* TASK DIRECTIONS: Go over the data and copy out each line with "text" in it.

+ + + +

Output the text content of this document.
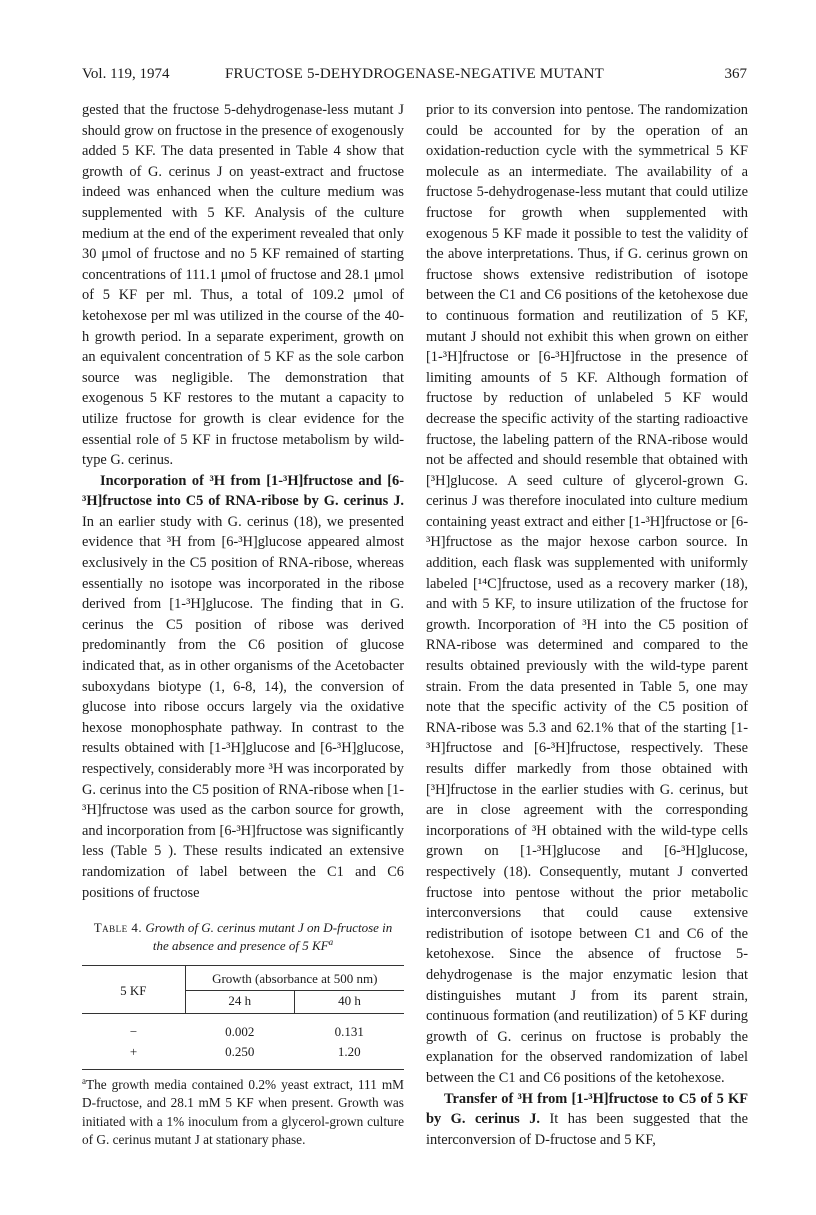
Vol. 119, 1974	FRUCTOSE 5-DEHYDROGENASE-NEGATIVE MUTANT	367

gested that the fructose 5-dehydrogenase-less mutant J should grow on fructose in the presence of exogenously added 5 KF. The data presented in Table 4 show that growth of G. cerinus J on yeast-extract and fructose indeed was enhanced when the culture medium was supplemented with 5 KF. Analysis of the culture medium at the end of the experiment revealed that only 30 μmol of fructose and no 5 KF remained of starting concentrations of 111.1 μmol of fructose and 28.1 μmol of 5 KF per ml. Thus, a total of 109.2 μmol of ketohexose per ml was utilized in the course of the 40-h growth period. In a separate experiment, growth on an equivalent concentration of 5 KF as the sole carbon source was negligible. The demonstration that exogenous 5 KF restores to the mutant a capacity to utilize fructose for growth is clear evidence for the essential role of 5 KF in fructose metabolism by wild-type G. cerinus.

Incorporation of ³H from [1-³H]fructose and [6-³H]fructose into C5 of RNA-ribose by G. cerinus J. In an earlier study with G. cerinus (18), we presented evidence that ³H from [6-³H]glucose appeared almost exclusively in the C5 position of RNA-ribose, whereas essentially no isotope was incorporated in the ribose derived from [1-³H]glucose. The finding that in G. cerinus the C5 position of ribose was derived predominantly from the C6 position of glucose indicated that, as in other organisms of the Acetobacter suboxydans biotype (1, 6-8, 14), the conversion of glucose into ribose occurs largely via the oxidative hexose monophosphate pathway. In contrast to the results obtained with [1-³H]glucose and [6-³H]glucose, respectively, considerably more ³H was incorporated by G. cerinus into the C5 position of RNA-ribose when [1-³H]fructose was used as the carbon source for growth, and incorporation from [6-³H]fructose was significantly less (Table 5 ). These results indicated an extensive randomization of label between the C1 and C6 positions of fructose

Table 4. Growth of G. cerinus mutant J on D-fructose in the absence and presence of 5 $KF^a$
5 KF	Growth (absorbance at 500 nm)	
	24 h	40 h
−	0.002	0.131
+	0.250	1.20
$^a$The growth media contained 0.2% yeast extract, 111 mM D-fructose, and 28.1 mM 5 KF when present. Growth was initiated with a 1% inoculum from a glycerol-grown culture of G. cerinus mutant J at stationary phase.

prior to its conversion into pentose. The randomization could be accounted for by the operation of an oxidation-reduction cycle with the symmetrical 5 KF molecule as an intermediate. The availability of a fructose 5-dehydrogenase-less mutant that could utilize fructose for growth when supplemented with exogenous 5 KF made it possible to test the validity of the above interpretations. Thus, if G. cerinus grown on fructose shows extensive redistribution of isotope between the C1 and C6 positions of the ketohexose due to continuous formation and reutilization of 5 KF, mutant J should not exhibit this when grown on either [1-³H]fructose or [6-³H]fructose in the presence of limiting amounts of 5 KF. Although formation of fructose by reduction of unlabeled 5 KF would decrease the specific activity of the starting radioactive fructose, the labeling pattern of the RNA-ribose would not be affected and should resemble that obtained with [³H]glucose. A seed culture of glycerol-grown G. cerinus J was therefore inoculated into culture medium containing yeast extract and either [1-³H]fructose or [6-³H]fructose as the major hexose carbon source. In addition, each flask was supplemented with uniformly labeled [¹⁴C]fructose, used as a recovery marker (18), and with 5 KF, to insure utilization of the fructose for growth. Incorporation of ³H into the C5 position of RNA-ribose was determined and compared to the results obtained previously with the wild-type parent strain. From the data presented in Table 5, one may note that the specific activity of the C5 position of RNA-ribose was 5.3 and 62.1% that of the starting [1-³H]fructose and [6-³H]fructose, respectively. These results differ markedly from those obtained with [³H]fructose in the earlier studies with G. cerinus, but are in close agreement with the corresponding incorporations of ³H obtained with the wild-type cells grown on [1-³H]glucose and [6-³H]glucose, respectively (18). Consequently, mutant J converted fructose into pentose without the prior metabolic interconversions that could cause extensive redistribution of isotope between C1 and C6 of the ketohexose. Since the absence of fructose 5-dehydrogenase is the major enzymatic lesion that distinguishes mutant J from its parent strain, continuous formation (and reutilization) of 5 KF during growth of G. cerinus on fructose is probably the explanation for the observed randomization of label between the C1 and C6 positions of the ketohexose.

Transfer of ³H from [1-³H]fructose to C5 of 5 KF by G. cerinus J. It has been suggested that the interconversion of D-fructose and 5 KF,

+ + + +

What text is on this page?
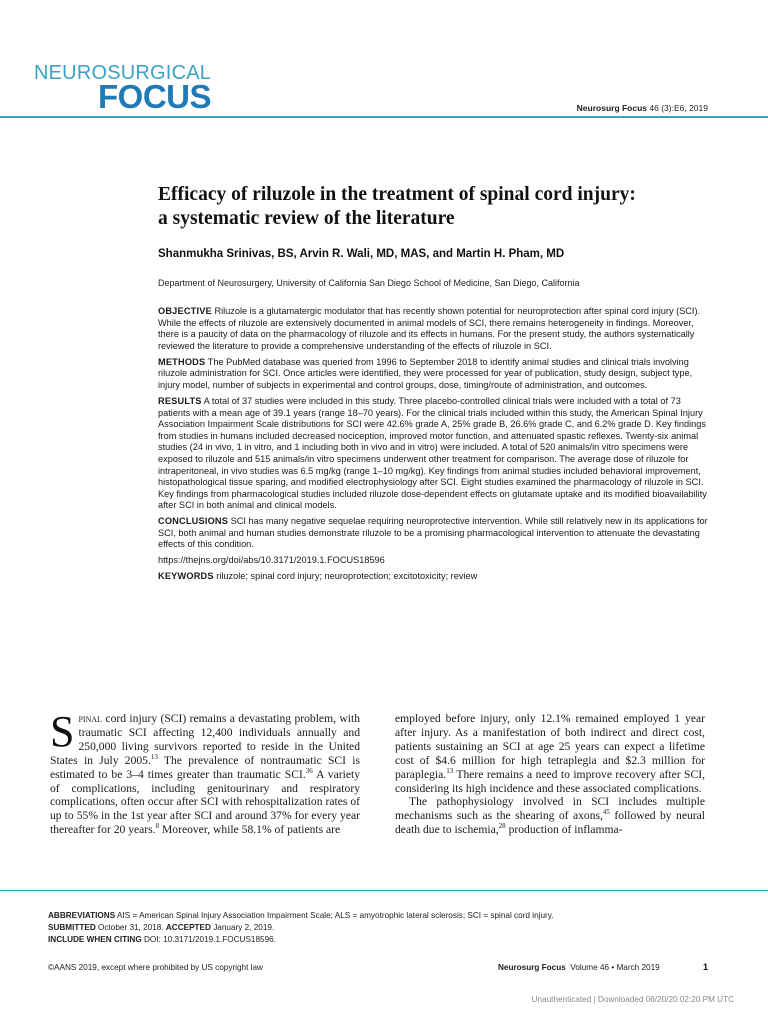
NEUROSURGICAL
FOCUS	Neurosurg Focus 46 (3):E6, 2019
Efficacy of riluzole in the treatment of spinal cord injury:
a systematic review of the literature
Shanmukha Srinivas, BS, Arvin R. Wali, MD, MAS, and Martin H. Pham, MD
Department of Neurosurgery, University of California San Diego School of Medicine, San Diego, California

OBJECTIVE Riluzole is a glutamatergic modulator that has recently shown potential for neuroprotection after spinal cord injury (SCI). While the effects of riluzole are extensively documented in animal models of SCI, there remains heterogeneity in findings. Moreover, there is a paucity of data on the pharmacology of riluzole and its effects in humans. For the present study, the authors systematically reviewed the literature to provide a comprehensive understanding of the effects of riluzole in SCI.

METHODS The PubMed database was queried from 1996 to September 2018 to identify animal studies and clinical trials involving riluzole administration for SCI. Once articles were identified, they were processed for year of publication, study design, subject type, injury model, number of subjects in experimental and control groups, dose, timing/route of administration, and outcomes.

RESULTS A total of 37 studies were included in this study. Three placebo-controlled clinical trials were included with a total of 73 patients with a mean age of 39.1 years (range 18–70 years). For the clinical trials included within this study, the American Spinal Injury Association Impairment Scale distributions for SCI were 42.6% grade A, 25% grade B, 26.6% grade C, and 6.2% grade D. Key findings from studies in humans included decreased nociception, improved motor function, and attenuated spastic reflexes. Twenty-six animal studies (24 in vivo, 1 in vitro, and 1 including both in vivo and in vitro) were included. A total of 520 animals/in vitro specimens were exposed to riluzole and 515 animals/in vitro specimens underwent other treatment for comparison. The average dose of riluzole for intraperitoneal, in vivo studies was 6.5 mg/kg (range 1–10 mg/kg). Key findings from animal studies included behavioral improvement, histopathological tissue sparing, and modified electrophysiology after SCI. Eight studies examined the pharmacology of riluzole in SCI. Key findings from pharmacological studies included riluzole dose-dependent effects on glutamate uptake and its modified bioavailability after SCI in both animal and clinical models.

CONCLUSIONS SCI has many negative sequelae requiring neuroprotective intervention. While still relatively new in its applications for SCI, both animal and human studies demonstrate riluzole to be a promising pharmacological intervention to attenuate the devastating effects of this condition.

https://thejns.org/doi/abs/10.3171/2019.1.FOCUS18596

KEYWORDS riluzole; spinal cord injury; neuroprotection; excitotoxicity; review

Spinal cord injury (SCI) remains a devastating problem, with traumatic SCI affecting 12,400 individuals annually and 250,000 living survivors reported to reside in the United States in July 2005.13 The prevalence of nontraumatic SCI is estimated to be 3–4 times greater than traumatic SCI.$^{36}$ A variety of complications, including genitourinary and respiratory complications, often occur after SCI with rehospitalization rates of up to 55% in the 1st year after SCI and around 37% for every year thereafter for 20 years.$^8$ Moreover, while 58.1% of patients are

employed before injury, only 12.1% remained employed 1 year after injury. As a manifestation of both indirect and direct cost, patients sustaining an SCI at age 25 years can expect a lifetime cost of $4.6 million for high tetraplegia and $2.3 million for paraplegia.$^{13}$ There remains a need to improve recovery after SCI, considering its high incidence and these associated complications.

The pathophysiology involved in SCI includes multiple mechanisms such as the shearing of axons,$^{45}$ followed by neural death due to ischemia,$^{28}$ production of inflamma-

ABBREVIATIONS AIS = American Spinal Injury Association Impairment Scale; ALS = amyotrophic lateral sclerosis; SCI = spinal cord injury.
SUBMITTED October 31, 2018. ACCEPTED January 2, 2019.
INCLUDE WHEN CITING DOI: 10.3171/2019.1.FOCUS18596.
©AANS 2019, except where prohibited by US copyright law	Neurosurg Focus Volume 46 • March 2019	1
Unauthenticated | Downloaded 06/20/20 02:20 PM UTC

+ + + +

* RESPONSE BOX:
Output the text content of this document.
What text is on this page?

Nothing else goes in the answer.